[Data listing]
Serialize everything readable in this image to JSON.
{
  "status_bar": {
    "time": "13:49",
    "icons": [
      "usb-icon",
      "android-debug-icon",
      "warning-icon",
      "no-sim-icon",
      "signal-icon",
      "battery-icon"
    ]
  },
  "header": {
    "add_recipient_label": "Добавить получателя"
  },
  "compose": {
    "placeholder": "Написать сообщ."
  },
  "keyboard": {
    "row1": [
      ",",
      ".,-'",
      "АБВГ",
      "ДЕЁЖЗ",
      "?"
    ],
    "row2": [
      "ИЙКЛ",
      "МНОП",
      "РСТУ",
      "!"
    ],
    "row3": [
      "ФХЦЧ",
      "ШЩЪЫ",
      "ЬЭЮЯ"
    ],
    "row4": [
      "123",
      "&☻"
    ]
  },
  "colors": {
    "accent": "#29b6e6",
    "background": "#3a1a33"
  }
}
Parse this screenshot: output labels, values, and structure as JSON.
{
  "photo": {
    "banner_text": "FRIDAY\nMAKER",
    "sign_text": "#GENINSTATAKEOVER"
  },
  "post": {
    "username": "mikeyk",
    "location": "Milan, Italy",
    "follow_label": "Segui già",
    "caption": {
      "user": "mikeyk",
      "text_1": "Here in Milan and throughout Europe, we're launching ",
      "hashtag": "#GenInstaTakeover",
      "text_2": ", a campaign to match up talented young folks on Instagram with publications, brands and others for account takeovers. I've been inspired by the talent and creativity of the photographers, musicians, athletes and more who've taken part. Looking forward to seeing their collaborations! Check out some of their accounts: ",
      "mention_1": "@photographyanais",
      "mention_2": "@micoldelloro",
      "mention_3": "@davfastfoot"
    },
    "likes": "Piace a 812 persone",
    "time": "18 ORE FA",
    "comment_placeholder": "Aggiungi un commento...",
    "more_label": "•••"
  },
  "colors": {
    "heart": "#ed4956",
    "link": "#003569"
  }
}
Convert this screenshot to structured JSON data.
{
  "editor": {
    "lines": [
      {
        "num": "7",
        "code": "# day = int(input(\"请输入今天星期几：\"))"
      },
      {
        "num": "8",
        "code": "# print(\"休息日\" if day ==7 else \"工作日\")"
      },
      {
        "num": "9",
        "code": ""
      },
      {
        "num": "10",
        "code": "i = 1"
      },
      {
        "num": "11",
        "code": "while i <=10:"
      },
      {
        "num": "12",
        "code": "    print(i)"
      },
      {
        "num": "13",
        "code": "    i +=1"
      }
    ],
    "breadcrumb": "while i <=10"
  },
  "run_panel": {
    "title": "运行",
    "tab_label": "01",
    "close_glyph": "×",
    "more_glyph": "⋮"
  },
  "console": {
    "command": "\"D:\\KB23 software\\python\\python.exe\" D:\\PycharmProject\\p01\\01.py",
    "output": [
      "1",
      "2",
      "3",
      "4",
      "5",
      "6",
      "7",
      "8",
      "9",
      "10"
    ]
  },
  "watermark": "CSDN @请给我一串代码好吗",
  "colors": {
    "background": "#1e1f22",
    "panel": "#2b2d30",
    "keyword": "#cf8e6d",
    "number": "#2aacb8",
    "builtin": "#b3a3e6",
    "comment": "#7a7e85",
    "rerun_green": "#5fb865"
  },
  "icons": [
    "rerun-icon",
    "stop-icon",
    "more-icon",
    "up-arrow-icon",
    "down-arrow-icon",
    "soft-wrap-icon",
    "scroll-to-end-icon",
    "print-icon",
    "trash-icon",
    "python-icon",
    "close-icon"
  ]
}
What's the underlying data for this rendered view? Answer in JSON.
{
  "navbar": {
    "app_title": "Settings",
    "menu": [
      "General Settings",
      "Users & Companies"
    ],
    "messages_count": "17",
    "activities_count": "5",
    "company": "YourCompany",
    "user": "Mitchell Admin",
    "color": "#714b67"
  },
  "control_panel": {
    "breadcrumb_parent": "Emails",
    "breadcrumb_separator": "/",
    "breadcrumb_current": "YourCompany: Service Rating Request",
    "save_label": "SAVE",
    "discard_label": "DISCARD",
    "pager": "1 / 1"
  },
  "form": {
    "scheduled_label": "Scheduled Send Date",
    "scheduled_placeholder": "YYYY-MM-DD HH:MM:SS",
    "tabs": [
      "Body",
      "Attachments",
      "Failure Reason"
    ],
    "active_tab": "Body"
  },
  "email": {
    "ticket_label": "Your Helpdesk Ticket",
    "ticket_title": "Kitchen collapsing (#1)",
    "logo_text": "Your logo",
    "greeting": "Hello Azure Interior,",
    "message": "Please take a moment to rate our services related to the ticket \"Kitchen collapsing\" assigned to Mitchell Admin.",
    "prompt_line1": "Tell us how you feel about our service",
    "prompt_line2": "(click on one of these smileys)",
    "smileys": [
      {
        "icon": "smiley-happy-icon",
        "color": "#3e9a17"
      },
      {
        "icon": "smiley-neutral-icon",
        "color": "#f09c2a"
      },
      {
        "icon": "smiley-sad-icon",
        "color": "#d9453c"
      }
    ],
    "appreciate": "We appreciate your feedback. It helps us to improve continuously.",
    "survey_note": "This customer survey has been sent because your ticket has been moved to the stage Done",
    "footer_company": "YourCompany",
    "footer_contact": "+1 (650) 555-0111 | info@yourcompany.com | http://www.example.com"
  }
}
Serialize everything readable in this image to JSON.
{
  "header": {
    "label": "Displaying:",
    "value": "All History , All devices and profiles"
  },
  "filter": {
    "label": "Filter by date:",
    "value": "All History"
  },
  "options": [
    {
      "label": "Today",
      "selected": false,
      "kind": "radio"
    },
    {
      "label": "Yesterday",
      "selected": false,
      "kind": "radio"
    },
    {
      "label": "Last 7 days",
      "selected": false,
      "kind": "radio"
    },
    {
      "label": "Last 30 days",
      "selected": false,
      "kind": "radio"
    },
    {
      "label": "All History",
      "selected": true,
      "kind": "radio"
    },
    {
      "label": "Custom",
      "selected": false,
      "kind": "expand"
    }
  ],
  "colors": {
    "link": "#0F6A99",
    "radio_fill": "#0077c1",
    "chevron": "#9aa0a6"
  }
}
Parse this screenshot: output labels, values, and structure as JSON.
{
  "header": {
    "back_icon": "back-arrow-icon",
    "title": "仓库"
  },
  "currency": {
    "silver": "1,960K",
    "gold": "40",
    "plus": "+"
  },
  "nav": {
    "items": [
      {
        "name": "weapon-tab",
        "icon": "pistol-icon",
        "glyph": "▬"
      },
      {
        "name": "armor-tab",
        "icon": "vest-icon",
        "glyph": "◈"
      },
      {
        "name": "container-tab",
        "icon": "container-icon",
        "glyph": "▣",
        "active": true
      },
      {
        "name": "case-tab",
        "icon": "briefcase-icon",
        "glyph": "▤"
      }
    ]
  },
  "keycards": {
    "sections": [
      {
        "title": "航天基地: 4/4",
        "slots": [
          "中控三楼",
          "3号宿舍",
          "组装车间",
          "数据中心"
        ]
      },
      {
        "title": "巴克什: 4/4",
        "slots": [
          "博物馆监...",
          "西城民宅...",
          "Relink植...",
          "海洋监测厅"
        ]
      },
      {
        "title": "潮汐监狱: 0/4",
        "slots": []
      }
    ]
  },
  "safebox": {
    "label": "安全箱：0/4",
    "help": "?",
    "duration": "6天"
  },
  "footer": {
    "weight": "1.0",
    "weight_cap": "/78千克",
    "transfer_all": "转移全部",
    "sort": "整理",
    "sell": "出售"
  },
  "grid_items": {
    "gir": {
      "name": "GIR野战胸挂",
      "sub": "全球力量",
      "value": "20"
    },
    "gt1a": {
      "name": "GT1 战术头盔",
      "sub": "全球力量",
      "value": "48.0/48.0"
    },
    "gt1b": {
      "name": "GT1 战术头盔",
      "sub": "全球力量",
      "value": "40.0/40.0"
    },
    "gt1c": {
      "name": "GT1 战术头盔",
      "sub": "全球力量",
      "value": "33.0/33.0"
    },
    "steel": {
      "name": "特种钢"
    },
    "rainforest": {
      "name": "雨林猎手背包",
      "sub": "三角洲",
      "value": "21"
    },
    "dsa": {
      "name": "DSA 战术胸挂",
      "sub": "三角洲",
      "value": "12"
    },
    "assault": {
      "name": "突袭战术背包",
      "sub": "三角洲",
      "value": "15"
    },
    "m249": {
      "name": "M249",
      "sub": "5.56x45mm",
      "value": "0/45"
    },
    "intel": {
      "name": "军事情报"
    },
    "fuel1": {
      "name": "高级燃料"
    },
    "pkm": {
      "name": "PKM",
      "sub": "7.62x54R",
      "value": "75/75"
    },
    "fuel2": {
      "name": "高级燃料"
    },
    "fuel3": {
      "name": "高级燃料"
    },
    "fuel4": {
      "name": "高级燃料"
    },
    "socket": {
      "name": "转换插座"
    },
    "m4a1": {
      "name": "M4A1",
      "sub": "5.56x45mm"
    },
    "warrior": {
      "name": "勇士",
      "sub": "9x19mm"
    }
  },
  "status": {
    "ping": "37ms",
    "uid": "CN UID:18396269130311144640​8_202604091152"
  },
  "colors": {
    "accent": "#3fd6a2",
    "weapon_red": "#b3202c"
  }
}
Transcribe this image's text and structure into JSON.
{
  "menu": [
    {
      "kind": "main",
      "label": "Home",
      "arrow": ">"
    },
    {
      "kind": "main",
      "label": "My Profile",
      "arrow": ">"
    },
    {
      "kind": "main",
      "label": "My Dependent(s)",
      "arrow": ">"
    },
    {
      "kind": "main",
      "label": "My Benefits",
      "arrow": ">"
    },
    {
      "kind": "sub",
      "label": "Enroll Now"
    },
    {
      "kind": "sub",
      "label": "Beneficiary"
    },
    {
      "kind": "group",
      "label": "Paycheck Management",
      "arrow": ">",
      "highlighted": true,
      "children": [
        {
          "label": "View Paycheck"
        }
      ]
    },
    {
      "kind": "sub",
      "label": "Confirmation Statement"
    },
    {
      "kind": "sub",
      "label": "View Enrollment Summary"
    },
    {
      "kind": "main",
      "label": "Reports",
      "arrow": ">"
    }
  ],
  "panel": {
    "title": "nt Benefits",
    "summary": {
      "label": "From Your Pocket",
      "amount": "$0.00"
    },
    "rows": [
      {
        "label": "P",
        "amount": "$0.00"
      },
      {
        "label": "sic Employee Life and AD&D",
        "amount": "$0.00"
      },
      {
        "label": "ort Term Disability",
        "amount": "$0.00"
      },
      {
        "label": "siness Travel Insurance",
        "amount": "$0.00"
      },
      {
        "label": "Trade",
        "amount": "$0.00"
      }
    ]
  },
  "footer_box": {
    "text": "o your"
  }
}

:: WHAT YOU NEED TO DO ::
Within the listing above, copy each line that has the string "container".

:: ANSWER FOR THIS EXERCISE ::
        "name": "container-tab",
        "icon": "container-icon",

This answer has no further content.